- The data -
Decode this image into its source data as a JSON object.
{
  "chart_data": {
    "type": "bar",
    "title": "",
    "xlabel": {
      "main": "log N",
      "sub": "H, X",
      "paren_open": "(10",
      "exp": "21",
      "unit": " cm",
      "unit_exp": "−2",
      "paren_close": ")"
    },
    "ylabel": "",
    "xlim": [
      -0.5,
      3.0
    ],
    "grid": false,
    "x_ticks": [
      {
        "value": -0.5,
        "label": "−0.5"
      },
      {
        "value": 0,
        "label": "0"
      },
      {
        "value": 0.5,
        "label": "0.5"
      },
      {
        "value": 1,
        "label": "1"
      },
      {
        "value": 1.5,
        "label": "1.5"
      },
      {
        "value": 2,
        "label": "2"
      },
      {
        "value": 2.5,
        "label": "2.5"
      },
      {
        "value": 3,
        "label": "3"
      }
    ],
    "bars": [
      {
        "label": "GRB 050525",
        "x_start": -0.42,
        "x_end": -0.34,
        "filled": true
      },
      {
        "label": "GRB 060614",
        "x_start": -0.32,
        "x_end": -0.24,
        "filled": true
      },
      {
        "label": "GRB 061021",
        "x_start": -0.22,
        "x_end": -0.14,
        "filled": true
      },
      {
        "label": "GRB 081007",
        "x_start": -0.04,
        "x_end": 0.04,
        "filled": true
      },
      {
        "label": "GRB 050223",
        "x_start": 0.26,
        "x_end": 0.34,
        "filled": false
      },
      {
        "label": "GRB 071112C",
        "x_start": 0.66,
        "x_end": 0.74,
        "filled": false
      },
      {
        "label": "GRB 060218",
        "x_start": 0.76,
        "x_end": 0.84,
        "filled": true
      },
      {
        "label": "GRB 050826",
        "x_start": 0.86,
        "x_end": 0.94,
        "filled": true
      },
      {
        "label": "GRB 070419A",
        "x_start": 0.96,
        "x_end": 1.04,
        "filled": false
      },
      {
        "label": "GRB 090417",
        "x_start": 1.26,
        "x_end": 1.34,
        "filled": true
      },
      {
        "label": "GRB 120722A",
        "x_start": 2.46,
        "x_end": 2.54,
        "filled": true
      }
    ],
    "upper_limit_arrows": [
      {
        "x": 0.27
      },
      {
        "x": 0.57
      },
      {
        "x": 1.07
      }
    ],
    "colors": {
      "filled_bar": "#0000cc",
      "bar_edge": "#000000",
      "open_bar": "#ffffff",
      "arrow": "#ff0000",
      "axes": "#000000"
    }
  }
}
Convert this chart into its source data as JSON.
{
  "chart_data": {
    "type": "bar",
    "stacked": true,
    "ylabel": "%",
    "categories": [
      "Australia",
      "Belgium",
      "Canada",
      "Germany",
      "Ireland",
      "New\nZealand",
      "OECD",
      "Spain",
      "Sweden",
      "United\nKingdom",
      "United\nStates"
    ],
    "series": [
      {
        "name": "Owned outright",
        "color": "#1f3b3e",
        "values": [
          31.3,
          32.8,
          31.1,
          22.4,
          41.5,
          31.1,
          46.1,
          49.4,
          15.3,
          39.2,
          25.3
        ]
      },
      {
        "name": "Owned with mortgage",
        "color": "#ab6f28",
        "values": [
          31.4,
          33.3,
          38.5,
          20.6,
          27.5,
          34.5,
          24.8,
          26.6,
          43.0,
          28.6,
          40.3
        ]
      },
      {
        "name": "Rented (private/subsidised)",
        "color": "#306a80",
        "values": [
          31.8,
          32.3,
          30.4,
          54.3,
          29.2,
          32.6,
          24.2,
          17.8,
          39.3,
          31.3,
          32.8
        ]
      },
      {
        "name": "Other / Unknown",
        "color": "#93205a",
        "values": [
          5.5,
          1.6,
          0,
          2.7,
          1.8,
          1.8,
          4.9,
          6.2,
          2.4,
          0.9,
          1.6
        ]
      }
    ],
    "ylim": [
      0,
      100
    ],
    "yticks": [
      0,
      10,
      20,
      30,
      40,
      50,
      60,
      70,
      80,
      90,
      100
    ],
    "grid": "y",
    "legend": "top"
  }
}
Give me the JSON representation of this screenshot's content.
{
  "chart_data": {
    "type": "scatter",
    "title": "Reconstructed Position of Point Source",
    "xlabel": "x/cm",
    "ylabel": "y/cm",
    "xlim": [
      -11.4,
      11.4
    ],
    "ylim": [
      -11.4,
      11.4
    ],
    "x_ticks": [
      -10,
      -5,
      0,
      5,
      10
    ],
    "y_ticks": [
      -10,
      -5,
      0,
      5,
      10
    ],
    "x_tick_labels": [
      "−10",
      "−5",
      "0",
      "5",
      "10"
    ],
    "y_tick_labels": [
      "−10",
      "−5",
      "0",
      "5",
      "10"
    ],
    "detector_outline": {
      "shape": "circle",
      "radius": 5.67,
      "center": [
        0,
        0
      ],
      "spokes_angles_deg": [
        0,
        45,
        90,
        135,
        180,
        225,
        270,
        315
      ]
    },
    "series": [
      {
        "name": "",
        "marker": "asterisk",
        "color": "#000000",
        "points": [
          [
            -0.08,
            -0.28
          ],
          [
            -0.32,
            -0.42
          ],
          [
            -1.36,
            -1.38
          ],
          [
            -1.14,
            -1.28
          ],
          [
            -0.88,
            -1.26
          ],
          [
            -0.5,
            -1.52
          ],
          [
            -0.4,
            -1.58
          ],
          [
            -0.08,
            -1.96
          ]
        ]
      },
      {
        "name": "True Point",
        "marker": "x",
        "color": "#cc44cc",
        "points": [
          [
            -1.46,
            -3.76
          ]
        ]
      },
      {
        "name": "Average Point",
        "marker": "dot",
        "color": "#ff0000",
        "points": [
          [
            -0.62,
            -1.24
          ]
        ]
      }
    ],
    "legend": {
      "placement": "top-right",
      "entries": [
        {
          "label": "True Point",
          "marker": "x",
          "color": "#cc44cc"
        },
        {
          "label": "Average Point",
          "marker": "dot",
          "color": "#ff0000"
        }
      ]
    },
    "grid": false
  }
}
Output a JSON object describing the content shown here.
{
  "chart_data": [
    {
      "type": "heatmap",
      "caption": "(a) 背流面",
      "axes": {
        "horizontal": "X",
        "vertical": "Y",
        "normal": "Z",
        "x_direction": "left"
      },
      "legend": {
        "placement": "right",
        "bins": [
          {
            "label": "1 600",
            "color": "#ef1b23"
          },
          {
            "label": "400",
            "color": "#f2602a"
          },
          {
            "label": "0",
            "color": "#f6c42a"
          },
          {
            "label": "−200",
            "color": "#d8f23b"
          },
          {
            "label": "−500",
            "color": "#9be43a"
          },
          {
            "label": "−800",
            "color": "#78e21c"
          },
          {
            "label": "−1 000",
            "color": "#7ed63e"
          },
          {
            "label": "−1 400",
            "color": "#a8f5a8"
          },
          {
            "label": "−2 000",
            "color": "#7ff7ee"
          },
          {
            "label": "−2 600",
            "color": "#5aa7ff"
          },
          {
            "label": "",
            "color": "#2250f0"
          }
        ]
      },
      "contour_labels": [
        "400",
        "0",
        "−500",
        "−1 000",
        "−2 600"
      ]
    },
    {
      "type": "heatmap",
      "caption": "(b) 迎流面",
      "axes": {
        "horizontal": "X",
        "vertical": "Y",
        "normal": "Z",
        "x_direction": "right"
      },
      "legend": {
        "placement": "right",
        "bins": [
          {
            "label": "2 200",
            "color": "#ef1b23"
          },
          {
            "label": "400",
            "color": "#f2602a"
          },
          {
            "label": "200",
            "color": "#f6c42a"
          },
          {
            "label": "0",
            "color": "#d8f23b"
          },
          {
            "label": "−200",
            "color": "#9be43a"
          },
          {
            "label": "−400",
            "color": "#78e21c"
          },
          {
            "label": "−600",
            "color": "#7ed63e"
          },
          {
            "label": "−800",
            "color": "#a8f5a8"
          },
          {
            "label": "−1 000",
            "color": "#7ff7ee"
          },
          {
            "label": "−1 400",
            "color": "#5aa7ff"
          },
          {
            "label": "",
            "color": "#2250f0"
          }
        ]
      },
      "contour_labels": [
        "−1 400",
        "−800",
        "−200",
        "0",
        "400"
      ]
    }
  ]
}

- What you will do -
Scan the data for the word "Average" and copy every line where it shows up.

- Full response -
        "name": "Average Point",
          "label": "Average Point",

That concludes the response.